**LISTED RECORDS**
________________

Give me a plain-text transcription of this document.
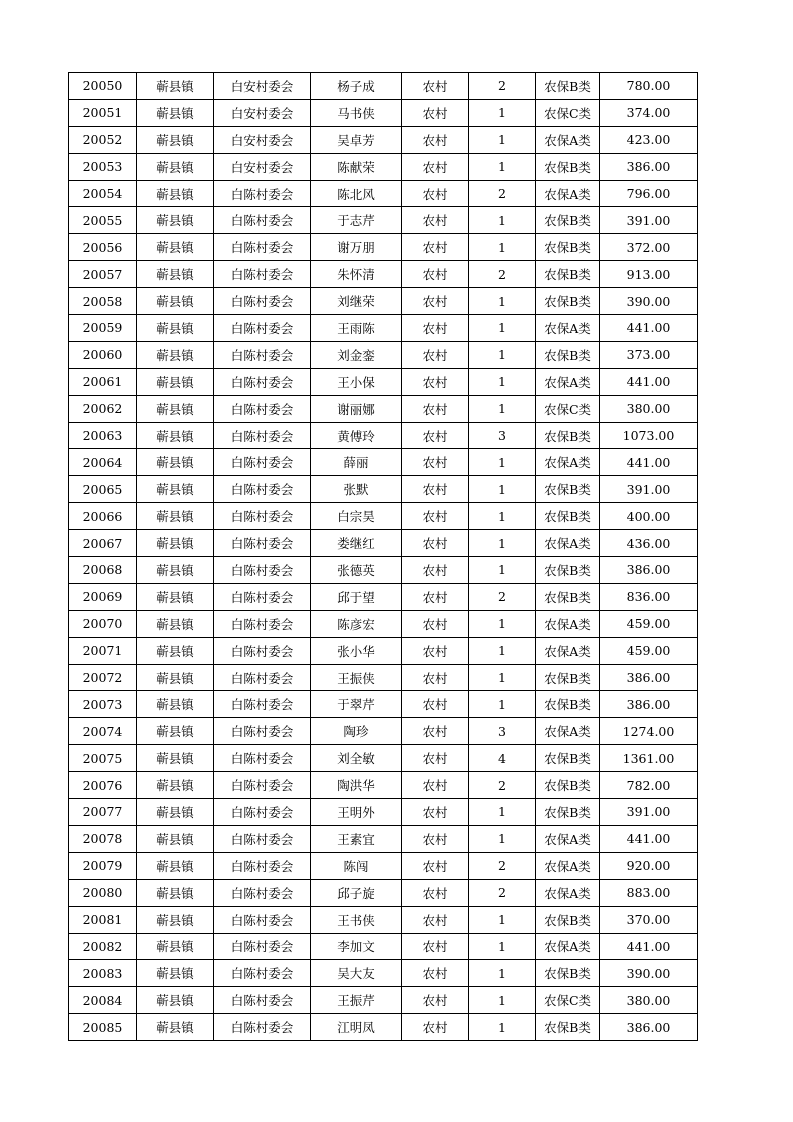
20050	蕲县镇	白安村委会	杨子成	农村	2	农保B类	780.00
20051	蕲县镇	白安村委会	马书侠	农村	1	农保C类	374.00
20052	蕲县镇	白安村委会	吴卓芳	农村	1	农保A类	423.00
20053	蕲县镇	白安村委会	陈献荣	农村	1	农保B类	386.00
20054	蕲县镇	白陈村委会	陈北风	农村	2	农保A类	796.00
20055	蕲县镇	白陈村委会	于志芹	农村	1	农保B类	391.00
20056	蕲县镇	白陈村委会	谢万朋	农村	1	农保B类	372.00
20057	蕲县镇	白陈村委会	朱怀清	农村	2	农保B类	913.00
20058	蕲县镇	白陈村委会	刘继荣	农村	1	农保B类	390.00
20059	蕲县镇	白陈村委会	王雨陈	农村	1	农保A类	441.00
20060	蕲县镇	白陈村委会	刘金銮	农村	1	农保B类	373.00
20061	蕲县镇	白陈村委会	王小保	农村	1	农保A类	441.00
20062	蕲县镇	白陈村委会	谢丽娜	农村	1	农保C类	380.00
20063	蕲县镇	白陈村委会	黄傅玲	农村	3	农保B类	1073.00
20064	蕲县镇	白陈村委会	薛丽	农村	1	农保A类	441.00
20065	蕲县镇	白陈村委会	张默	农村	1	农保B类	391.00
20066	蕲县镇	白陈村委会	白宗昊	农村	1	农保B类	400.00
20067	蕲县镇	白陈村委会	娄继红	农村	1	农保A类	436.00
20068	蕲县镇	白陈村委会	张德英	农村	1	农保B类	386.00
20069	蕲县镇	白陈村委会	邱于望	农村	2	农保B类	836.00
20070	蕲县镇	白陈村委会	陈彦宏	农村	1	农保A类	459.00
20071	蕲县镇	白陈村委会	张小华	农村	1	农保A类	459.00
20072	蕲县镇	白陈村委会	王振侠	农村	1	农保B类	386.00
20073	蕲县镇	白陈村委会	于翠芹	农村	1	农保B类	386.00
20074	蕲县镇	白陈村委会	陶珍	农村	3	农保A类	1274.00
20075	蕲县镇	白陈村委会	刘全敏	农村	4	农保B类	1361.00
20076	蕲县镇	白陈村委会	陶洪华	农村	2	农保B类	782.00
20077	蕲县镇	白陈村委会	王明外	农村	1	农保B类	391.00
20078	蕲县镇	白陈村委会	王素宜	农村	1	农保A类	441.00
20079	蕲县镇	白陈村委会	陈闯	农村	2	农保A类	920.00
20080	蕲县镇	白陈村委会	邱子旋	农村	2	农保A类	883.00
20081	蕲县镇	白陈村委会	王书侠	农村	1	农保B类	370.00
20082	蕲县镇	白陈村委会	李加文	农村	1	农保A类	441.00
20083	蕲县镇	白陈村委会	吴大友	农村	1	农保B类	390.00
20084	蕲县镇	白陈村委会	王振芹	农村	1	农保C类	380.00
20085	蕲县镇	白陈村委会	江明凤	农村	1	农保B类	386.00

________________

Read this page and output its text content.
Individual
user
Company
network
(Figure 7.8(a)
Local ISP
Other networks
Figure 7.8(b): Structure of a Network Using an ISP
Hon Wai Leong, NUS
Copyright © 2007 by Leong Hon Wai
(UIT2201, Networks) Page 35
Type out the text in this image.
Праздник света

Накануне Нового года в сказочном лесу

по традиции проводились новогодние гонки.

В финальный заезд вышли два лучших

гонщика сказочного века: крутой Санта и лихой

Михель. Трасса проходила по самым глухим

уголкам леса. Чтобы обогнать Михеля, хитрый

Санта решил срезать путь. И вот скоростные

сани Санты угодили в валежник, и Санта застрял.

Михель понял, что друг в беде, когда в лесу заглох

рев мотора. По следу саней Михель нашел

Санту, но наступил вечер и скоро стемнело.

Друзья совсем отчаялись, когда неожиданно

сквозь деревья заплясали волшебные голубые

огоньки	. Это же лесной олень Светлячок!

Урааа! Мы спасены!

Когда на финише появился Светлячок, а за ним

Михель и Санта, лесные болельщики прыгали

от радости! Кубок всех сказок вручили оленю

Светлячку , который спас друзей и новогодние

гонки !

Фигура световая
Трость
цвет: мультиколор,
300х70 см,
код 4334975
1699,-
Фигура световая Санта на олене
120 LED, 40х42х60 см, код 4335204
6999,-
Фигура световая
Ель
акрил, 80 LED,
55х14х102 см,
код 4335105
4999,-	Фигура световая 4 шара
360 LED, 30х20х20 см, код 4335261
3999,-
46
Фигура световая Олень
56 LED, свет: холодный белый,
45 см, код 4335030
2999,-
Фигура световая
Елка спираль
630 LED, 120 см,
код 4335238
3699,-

________________

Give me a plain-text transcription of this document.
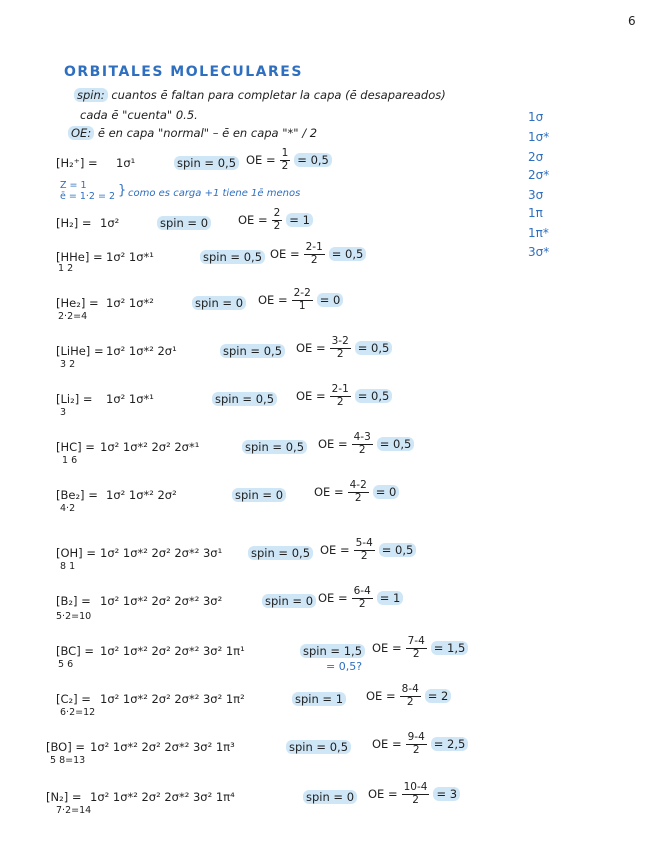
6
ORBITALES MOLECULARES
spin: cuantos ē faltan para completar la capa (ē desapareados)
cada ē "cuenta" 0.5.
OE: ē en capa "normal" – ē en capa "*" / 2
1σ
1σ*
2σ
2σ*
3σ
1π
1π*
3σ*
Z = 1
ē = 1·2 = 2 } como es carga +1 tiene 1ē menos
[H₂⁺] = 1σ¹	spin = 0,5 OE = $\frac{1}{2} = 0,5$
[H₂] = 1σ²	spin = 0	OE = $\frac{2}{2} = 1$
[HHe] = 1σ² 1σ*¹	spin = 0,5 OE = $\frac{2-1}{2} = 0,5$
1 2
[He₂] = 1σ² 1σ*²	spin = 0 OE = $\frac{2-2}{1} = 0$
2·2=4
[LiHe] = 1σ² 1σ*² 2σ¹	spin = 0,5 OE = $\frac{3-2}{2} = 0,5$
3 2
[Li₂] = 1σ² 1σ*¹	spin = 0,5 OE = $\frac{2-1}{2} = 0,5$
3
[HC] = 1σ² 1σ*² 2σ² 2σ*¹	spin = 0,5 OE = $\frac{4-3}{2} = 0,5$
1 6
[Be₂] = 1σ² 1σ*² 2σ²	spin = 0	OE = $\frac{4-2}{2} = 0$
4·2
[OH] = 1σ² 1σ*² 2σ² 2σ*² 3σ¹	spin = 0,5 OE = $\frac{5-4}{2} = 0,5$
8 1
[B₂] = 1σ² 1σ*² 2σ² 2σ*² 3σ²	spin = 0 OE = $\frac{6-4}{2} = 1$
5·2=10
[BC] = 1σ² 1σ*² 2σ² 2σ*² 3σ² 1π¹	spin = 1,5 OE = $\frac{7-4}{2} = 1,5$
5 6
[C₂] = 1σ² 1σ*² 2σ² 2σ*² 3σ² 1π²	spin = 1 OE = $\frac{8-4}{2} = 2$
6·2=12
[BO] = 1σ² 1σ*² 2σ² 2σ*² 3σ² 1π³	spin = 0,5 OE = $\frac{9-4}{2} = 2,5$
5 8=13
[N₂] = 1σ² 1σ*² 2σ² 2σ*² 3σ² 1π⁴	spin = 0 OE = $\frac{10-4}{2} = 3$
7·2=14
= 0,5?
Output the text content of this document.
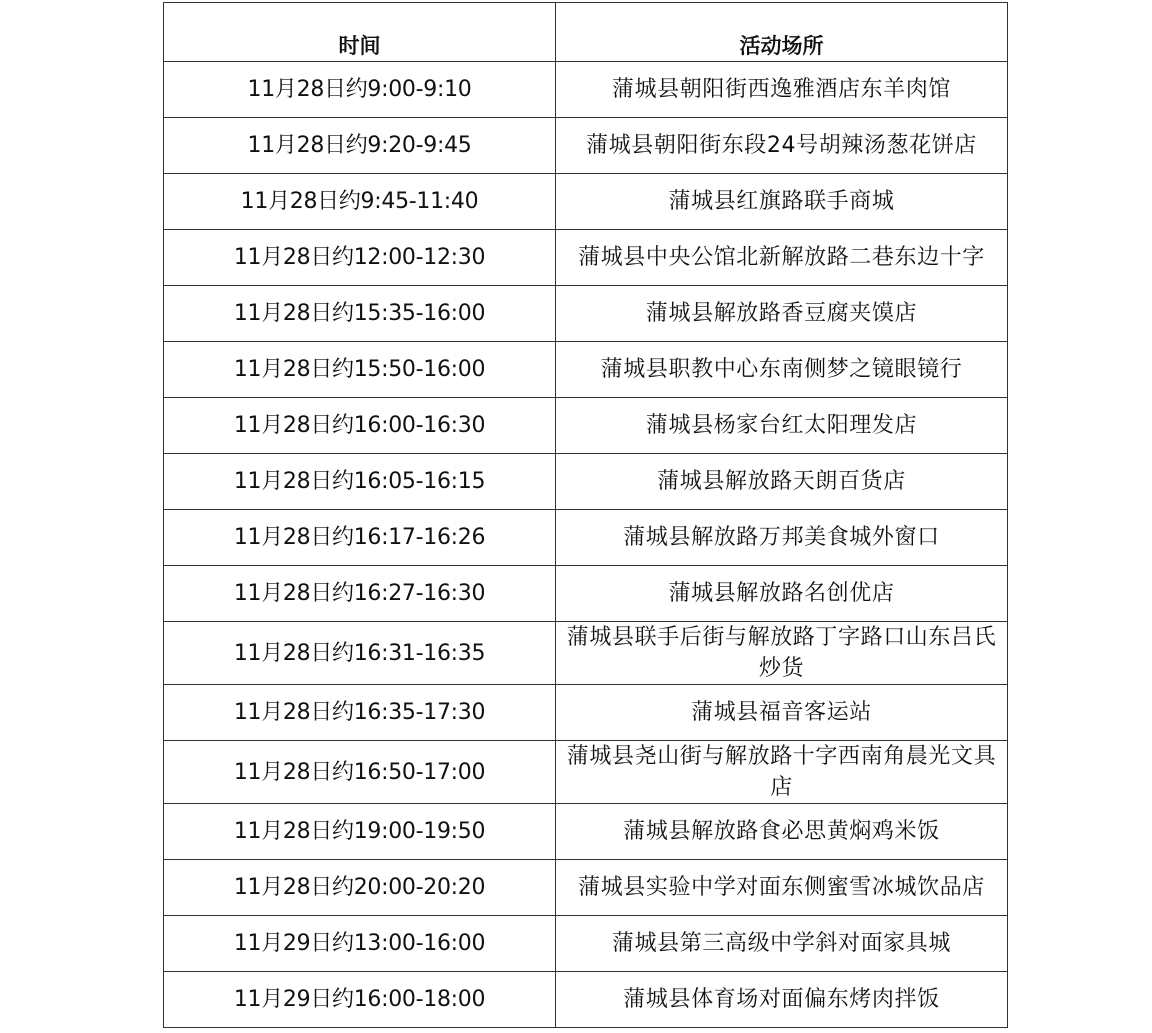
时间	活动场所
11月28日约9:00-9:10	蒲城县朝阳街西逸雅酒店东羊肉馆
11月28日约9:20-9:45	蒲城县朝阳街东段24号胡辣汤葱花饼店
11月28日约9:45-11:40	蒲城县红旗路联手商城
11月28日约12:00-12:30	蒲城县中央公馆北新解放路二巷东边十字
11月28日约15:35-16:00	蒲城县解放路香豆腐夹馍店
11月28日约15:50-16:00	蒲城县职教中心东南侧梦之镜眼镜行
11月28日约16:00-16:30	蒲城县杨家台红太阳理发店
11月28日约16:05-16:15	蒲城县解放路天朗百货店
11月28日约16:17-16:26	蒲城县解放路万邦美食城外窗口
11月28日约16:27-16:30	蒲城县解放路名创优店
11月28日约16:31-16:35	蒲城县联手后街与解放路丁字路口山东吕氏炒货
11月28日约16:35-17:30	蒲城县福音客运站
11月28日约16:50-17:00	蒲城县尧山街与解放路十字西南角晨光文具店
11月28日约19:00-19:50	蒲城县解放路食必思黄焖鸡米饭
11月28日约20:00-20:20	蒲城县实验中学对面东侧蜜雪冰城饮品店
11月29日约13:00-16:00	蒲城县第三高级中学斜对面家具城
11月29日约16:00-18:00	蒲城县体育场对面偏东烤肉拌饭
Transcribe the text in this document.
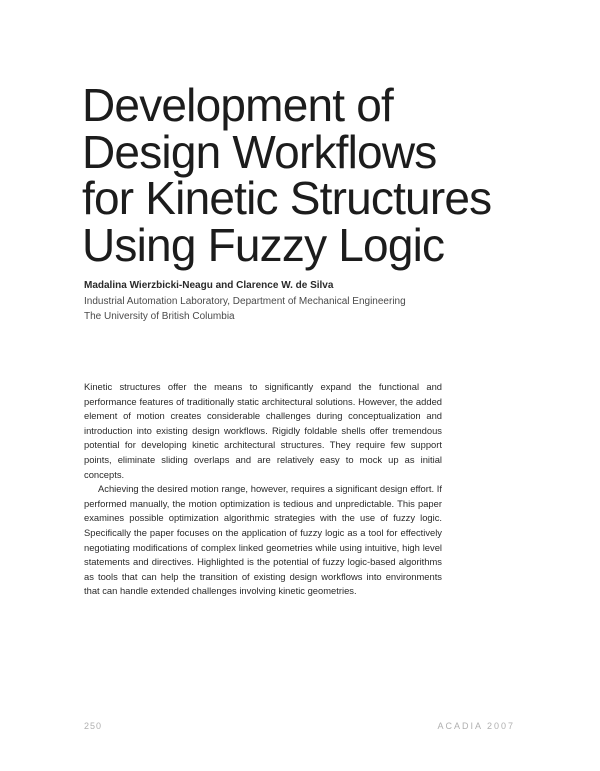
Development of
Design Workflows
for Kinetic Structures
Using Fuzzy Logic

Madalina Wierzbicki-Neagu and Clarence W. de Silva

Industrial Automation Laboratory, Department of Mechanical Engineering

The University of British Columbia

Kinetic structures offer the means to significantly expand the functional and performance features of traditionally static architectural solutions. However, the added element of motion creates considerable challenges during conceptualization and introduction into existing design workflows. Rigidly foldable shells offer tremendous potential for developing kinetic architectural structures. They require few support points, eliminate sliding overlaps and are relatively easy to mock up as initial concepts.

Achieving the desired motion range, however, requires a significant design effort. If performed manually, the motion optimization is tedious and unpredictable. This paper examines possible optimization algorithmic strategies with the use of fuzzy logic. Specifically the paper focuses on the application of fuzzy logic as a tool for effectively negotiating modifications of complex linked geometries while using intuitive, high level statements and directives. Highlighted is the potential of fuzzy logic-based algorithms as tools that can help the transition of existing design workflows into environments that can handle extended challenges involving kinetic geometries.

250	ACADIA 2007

________________

Count the lines of the material that include the word "Михель", then report only the total.

**EXERCISE ANSWER**
4